**GIVEN PROBLEM**. All material below is to be reproduced exactly.

**SUPPLIED MATERIAL**.

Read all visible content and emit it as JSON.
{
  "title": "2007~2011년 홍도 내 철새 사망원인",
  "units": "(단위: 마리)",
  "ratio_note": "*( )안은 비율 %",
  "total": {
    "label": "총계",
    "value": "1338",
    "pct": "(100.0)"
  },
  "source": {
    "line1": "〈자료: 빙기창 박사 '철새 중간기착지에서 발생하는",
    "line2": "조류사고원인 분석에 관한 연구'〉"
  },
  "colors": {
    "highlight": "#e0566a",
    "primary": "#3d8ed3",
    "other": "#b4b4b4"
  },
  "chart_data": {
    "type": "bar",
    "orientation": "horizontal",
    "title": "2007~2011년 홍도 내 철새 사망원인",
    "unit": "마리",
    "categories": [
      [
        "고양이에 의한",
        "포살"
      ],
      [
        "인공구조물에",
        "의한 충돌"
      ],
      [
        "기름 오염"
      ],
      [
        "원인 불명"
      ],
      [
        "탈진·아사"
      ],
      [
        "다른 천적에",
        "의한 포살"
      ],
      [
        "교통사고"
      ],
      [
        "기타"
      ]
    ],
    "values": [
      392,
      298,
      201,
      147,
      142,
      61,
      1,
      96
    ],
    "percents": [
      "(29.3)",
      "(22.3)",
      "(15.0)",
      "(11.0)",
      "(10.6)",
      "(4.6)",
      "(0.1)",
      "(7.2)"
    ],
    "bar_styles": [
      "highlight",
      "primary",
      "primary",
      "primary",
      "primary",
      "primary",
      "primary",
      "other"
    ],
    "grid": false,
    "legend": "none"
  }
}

**TASK RESULT**.
Read all visible content and emit it as JSON.
{
  "title": "2007~2011년 홍도 내 철새 사망원인",
  "units": "(단위: 마리)",
  "ratio_note": "*( )안은 비율 %",
  "total": {
    "label": "총계",
    "value": "1338",
    "pct": "(100.0)"
  },
  "source": {
    "line1": "〈자료: 빙기창 박사 '철새 중간기착지에서 발생하는",
    "line2": "조류사고원인 분석에 관한 연구'〉"
  },
  "colors": {
    "highlight": "#e0566a",
    "primary": "#3d8ed3",
    "other": "#b4b4b4"
  },
  "chart_data": {
    "type": "bar",
    "orientation": "horizontal",
    "title": "2007~2011년 홍도 내 철새 사망원인",
    "unit": "마리",
    "categories": [
      [
        "고양이에 의한",
        "포살"
      ],
      [
        "인공구조물에",
        "의한 충돌"
      ],
      [
        "기름 오염"
      ],
      [
        "원인 불명"
      ],
      [
        "탈진·아사"
      ],
      [
        "다른 천적에",
        "의한 포살"
      ],
      [
        "교통사고"
      ],
      [
        "기타"
      ]
    ],
    "values": [
      392,
      298,
      201,
      147,
      142,
      61,
      1,
      96
    ],
    "percents": [
      "(29.3)",
      "(22.3)",
      "(15.0)",
      "(11.0)",
      "(10.6)",
      "(4.6)",
      "(0.1)",
      "(7.2)"
    ],
    "bar_styles": [
      "highlight",
      "primary",
      "primary",
      "primary",
      "primary",
      "primary",
      "primary",
      "other"
    ],
    "grid": false,
    "legend": "none"
  }
}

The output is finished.